- [Aim]
Each line below should be retyped exactly, with no pictures.

- [Source records]
--- Start ---
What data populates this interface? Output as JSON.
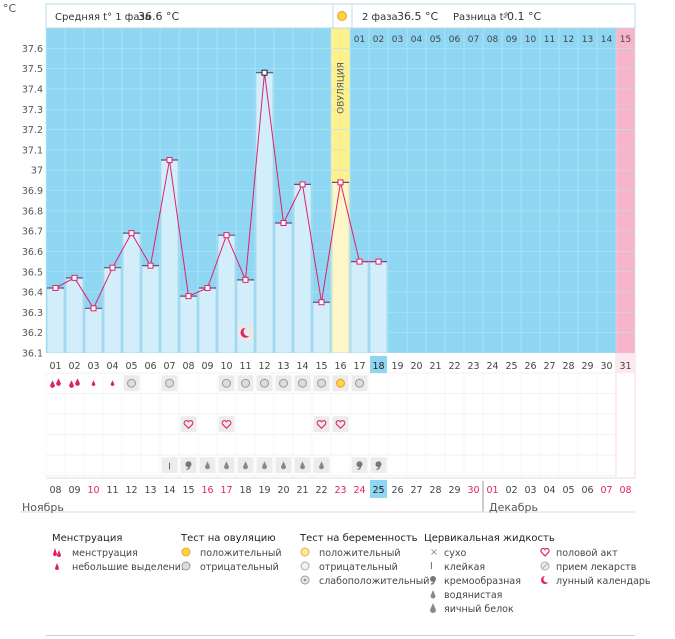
{
  "chart_data": {
    "type": "bar",
    "title": "",
    "xlabel": "",
    "ylabel": "°C",
    "ylim": [
      36.1,
      37.7
    ],
    "y_ticks": [
      "37.6",
      "37.5",
      "37.4",
      "37.3",
      "37.2",
      "37.1",
      "37",
      "36.9",
      "36.8",
      "36.7",
      "36.6",
      "36.5",
      "36.4",
      "36.3",
      "36.2",
      "36.1"
    ],
    "cycle_days": [
      "01",
      "02",
      "03",
      "04",
      "05",
      "06",
      "07",
      "08",
      "09",
      "10",
      "11",
      "12",
      "13",
      "14",
      "15",
      "16",
      "17",
      "18",
      "19",
      "20",
      "21",
      "22",
      "23",
      "24",
      "25",
      "26",
      "27",
      "28",
      "29",
      "30",
      "31"
    ],
    "calendar_days": [
      "08",
      "09",
      "10",
      "11",
      "12",
      "13",
      "14",
      "15",
      "16",
      "17",
      "18",
      "19",
      "20",
      "21",
      "22",
      "23",
      "24",
      "25",
      "26",
      "27",
      "28",
      "29",
      "30",
      "01",
      "02",
      "03",
      "04",
      "05",
      "06",
      "07",
      "08"
    ],
    "calendar_days_red": [
      2,
      8,
      9,
      15,
      16,
      22,
      23,
      29,
      30
    ],
    "current_cycle_day": 18,
    "today_calendar_index": 17,
    "series": [
      {
        "values": [
          36.42,
          36.47,
          36.32,
          36.52,
          36.69,
          36.53,
          37.05,
          36.38,
          36.42,
          36.68,
          36.46,
          37.48,
          36.74,
          36.93,
          36.35,
          36.94,
          36.55,
          36.55
        ]
      }
    ],
    "ovulation_day": 16,
    "ovulation_label": "ОВУЛЯЦИЯ",
    "post_ovulation_day_labels": [
      "01",
      "02",
      "03",
      "04",
      "05",
      "06",
      "07",
      "08",
      "09",
      "10",
      "11",
      "12",
      "13",
      "14",
      "15"
    ],
    "month_labels": [
      "Ноябрь",
      "Декабрь"
    ],
    "colors": {
      "phase1": "#d3eefb",
      "phase2": "#8fd6f2",
      "ovulation": "#fdf08e",
      "pink": "#f8b4c8",
      "line": "#e0206a",
      "bar_edge": "#9ad0ea"
    }
  },
  "header": {
    "phase1_label": "Средняя t° 1 фаза",
    "phase1_value": "36.6 °C",
    "phase2_label": "2 фаза",
    "phase2_value": "36.5 °C",
    "diff_label": "Разница t°",
    "diff_value": "-0.1 °C"
  },
  "symbols": {
    "menstruation_heavy_days": [
      1,
      2
    ],
    "menstruation_light_days": [
      3,
      4
    ],
    "ovulation_test_negative_days": [
      5,
      7,
      10,
      11,
      12,
      13,
      14,
      15,
      17
    ],
    "ovulation_test_positive_days": [
      16
    ],
    "intercourse_days": [
      8,
      10,
      15,
      16
    ],
    "mucus_sticky_days": [
      7
    ],
    "mucus_creamy_days": [
      8,
      17,
      18
    ],
    "mucus_watery_days": [
      9,
      10,
      11,
      12,
      13,
      14,
      15
    ],
    "moon_day": 11
  },
  "legend": {
    "menstruation_title": "Менструация",
    "menstruation": "менструация",
    "spotting": "небольшие выделения",
    "ovtest_title": "Тест на овуляцию",
    "ovtest_positive": "положительный",
    "ovtest_negative": "отрицательный",
    "pregtest_title": "Тест на беременность",
    "pregtest_positive": "положительный",
    "pregtest_negative": "отрицательный",
    "pregtest_weak": "слабоположительный",
    "mucus_title": "Цервикальная жидкость",
    "mucus_dry": "сухо",
    "mucus_sticky": "клейкая",
    "mucus_creamy": "кремообразная",
    "mucus_watery": "водянистая",
    "mucus_eggwhite": "яичный белок",
    "intercourse": "половой акт",
    "medication": "прием лекарств",
    "moon": "лунный календарь"
  }
}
--- End ---
- [Result of the exercise]
What data populates this interface? Output as JSON.
{
  "chart_data": {
    "type": "bar",
    "title": "",
    "xlabel": "",
    "ylabel": "°C",
    "ylim": [
      36.1,
      37.7
    ],
    "y_ticks": [
      "37.6",
      "37.5",
      "37.4",
      "37.3",
      "37.2",
      "37.1",
      "37",
      "36.9",
      "36.8",
      "36.7",
      "36.6",
      "36.5",
      "36.4",
      "36.3",
      "36.2",
      "36.1"
    ],
    "cycle_days": [
      "01",
      "02",
      "03",
      "04",
      "05",
      "06",
      "07",
      "08",
      "09",
      "10",
      "11",
      "12",
      "13",
      "14",
      "15",
      "16",
      "17",
      "18",
      "19",
      "20",
      "21",
      "22",
      "23",
      "24",
      "25",
      "26",
      "27",
      "28",
      "29",
      "30",
      "31"
    ],
    "calendar_days": [
      "08",
      "09",
      "10",
      "11",
      "12",
      "13",
      "14",
      "15",
      "16",
      "17",
      "18",
      "19",
      "20",
      "21",
      "22",
      "23",
      "24",
      "25",
      "26",
      "27",
      "28",
      "29",
      "30",
      "01",
      "02",
      "03",
      "04",
      "05",
      "06",
      "07",
      "08"
    ],
    "calendar_days_red": [
      2,
      8,
      9,
      15,
      16,
      22,
      23,
      29,
      30
    ],
    "current_cycle_day": 18,
    "today_calendar_index": 17,
    "series": [
      {
        "values": [
          36.42,
          36.47,
          36.32,
          36.52,
          36.69,
          36.53,
          37.05,
          36.38,
          36.42,
          36.68,
          36.46,
          37.48,
          36.74,
          36.93,
          36.35,
          36.94,
          36.55,
          36.55
        ]
      }
    ],
    "ovulation_day": 16,
    "ovulation_label": "ОВУЛЯЦИЯ",
    "post_ovulation_day_labels": [
      "01",
      "02",
      "03",
      "04",
      "05",
      "06",
      "07",
      "08",
      "09",
      "10",
      "11",
      "12",
      "13",
      "14",
      "15"
    ],
    "month_labels": [
      "Ноябрь",
      "Декабрь"
    ],
    "colors": {
      "phase1": "#d3eefb",
      "phase2": "#8fd6f2",
      "ovulation": "#fdf08e",
      "pink": "#f8b4c8",
      "line": "#e0206a",
      "bar_edge": "#9ad0ea"
    }
  },
  "header": {
    "phase1_label": "Средняя t° 1 фаза",
    "phase1_value": "36.6 °C",
    "phase2_label": "2 фаза",
    "phase2_value": "36.5 °C",
    "diff_label": "Разница t°",
    "diff_value": "-0.1 °C"
  },
  "symbols": {
    "menstruation_heavy_days": [
      1,
      2
    ],
    "menstruation_light_days": [
      3,
      4
    ],
    "ovulation_test_negative_days": [
      5,
      7,
      10,
      11,
      12,
      13,
      14,
      15,
      17
    ],
    "ovulation_test_positive_days": [
      16
    ],
    "intercourse_days": [
      8,
      10,
      15,
      16
    ],
    "mucus_sticky_days": [
      7
    ],
    "mucus_creamy_days": [
      8,
      17,
      18
    ],
    "mucus_watery_days": [
      9,
      10,
      11,
      12,
      13,
      14,
      15
    ],
    "moon_day": 11
  },
  "legend": {
    "menstruation_title": "Менструация",
    "menstruation": "менструация",
    "spotting": "небольшие выделения",
    "ovtest_title": "Тест на овуляцию",
    "ovtest_positive": "положительный",
    "ovtest_negative": "отрицательный",
    "pregtest_title": "Тест на беременность",
    "pregtest_positive": "положительный",
    "pregtest_negative": "отрицательный",
    "pregtest_weak": "слабоположительный",
    "mucus_title": "Цервикальная жидкость",
    "mucus_dry": "сухо",
    "mucus_sticky": "клейкая",
    "mucus_creamy": "кремообразная",
    "mucus_watery": "водянистая",
    "mucus_eggwhite": "яичный белок",
    "intercourse": "половой акт",
    "medication": "прием лекарств",
    "moon": "лунный календарь"
  }
}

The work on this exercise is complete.